**What is asked**
Locate all lines in the data below that hold "nADHD" and show them.

[Saved entries]

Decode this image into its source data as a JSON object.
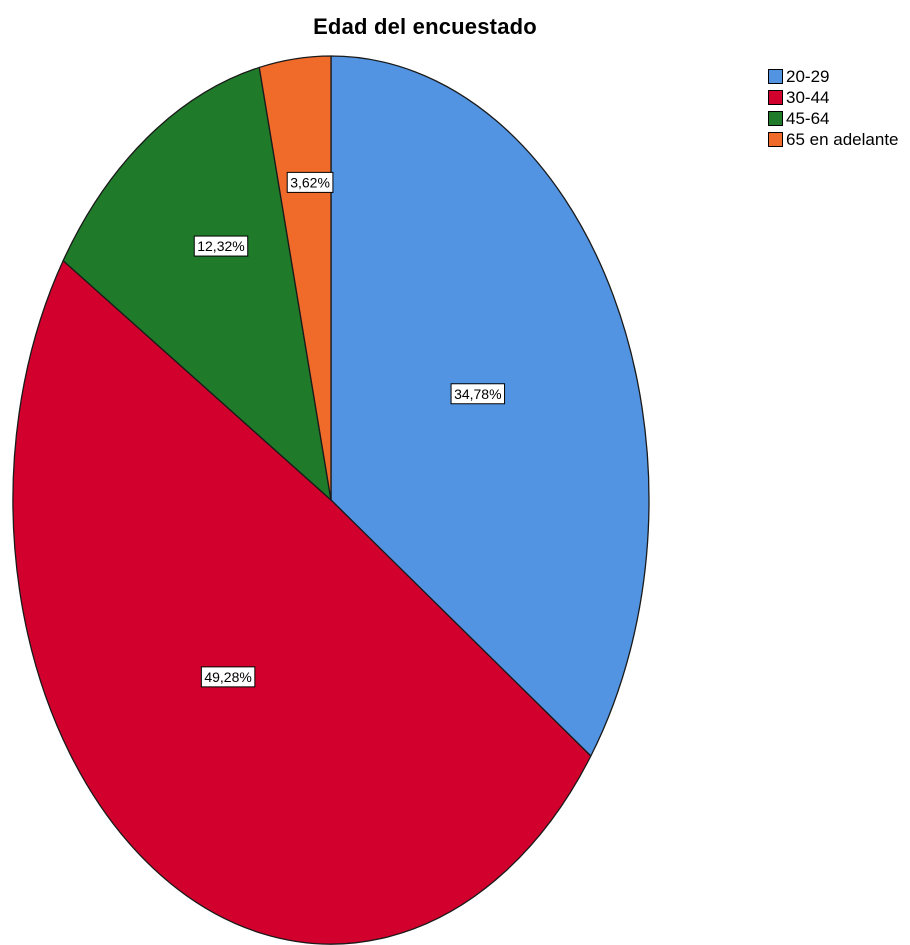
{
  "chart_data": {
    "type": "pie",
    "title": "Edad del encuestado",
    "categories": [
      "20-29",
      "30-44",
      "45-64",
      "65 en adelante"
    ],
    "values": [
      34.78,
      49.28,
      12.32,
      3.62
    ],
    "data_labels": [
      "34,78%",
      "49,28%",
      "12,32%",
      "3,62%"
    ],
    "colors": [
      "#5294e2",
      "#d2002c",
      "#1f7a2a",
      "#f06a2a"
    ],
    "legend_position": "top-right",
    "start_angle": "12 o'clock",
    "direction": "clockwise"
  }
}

* * *

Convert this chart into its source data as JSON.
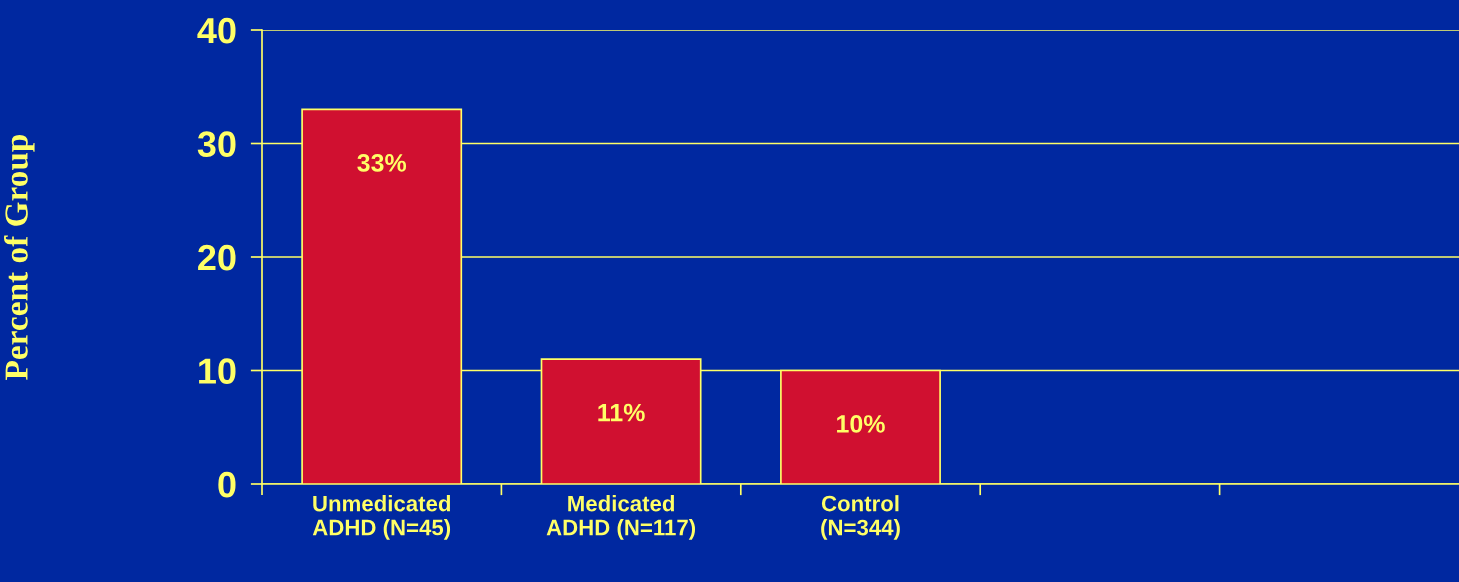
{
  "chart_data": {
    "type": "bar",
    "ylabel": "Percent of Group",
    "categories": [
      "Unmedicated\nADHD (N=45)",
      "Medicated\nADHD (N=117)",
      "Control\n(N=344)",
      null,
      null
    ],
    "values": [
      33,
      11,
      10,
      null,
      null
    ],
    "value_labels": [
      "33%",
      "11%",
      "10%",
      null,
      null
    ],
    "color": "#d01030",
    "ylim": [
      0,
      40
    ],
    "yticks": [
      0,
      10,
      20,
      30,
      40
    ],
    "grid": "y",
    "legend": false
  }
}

**Task result**
      "Unmedicated\nADHD (N=45)",
      "Medicated\nADHD (N=117)",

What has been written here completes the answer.